(Annotated element listings)
· · · ·

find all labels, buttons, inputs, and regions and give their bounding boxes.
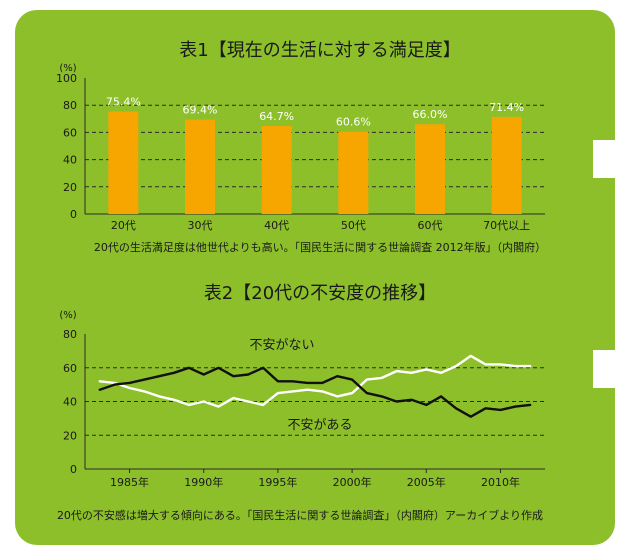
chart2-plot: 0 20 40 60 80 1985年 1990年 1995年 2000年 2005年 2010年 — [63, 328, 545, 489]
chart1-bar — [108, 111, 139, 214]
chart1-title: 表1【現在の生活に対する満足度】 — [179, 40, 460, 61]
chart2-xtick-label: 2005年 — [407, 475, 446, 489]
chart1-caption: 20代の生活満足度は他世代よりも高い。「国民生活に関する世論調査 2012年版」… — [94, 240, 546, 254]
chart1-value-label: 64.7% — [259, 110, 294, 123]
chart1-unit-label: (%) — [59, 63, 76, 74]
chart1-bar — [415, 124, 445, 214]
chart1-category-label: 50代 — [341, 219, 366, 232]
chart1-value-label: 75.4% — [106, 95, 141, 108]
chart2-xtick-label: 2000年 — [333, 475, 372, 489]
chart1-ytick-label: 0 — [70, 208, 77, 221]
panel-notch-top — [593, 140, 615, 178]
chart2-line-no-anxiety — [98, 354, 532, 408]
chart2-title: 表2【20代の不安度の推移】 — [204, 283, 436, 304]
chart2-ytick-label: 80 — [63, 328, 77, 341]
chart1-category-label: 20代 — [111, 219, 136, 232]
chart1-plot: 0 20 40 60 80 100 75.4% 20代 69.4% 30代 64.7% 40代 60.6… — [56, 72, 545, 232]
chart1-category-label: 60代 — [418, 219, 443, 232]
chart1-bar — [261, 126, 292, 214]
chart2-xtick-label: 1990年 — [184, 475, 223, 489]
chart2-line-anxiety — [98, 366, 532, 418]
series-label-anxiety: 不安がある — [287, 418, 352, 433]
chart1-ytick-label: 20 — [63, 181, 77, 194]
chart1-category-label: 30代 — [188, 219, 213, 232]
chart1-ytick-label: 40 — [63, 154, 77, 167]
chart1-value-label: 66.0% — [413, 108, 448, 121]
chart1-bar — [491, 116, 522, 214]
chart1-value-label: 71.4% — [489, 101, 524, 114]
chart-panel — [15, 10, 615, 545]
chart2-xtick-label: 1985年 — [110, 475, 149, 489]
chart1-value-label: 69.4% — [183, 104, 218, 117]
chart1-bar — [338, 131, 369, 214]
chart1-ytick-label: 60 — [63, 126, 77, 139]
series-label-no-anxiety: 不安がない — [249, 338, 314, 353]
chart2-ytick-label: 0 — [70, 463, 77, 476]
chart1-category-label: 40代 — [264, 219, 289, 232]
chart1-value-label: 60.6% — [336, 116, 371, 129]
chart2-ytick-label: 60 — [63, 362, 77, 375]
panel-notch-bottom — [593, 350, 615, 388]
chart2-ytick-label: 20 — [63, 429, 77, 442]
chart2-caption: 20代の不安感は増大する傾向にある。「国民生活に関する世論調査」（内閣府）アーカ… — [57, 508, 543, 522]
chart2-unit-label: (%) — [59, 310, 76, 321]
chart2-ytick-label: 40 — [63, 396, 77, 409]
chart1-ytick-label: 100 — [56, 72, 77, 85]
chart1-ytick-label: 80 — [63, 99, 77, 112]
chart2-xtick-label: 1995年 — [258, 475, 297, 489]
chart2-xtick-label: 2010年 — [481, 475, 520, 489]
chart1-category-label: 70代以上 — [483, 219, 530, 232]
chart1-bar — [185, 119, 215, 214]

· · · ·

#### DIRECTIONS
Could you copy out every line of the records above without changing anything, omitting the pictures?

#### SOLUTION TO THIS TASK
find all labels, buttons, inputs, and regions and give their bounding boxes.
chart2-plot: 0 20 40 60 80 1985年 1990年 1995年 2000年 2005年 2010年 — [63, 328, 545, 489]
chart1-bar — [108, 111, 139, 214]
chart1-title: 表1【現在の生活に対する満足度】 — [179, 40, 460, 61]
chart2-xtick-label: 2005年 — [407, 475, 446, 489]
chart1-caption: 20代の生活満足度は他世代よりも高い。「国民生活に関する世論調査 2012年版」… — [94, 240, 546, 254]
chart1-value-label: 64.7% — [259, 110, 294, 123]
chart1-unit-label: (%) — [59, 63, 76, 74]
chart1-bar — [415, 124, 445, 214]
chart1-category-label: 50代 — [341, 219, 366, 232]
chart1-value-label: 75.4% — [106, 95, 141, 108]
chart2-xtick-label: 2000年 — [333, 475, 372, 489]
chart1-ytick-label: 0 — [70, 208, 77, 221]
panel-notch-top — [593, 140, 615, 178]
chart2-line-no-anxiety — [98, 354, 532, 408]
chart2-title: 表2【20代の不安度の推移】 — [204, 283, 436, 304]
chart2-ytick-label: 80 — [63, 328, 77, 341]
chart1-category-label: 20代 — [111, 219, 136, 232]
chart1-plot: 0 20 40 60 80 100 75.4% 20代 69.4% 30代 64.7% 40代 60.6… — [56, 72, 545, 232]
chart1-category-label: 60代 — [418, 219, 443, 232]
chart1-bar — [261, 126, 292, 214]
chart2-xtick-label: 1990年 — [184, 475, 223, 489]
chart2-line-anxiety — [98, 366, 532, 418]
series-label-anxiety: 不安がある — [287, 418, 352, 433]
chart1-ytick-label: 20 — [63, 181, 77, 194]
chart1-category-label: 30代 — [188, 219, 213, 232]
chart1-ytick-label: 40 — [63, 154, 77, 167]
chart1-value-label: 66.0% — [413, 108, 448, 121]
chart1-bar — [491, 116, 522, 214]
chart1-value-label: 71.4% — [489, 101, 524, 114]
chart-panel — [15, 10, 615, 545]
chart2-xtick-label: 1985年 — [110, 475, 149, 489]
chart1-value-label: 69.4% — [183, 104, 218, 117]
chart1-bar — [338, 131, 369, 214]
chart1-ytick-label: 60 — [63, 126, 77, 139]
series-label-no-anxiety: 不安がない — [249, 338, 314, 353]
chart2-ytick-label: 0 — [70, 463, 77, 476]
chart1-category-label: 40代 — [264, 219, 289, 232]
chart1-value-label: 60.6% — [336, 116, 371, 129]
chart2-ytick-label: 60 — [63, 362, 77, 375]
panel-notch-bottom — [593, 350, 615, 388]
chart2-ytick-label: 20 — [63, 429, 77, 442]
chart2-caption: 20代の不安感は増大する傾向にある。「国民生活に関する世論調査」（内閣府）アーカ… — [57, 508, 543, 522]
chart2-unit-label: (%) — [59, 310, 76, 321]
chart2-ytick-label: 40 — [63, 396, 77, 409]
chart1-ytick-label: 100 — [56, 72, 77, 85]
chart1-ytick-label: 80 — [63, 99, 77, 112]
chart2-xtick-label: 1995年 — [258, 475, 297, 489]
chart2-xtick-label: 2010年 — [481, 475, 520, 489]
chart1-category-label: 70代以上 — [483, 219, 530, 232]
chart1-bar — [185, 119, 215, 214]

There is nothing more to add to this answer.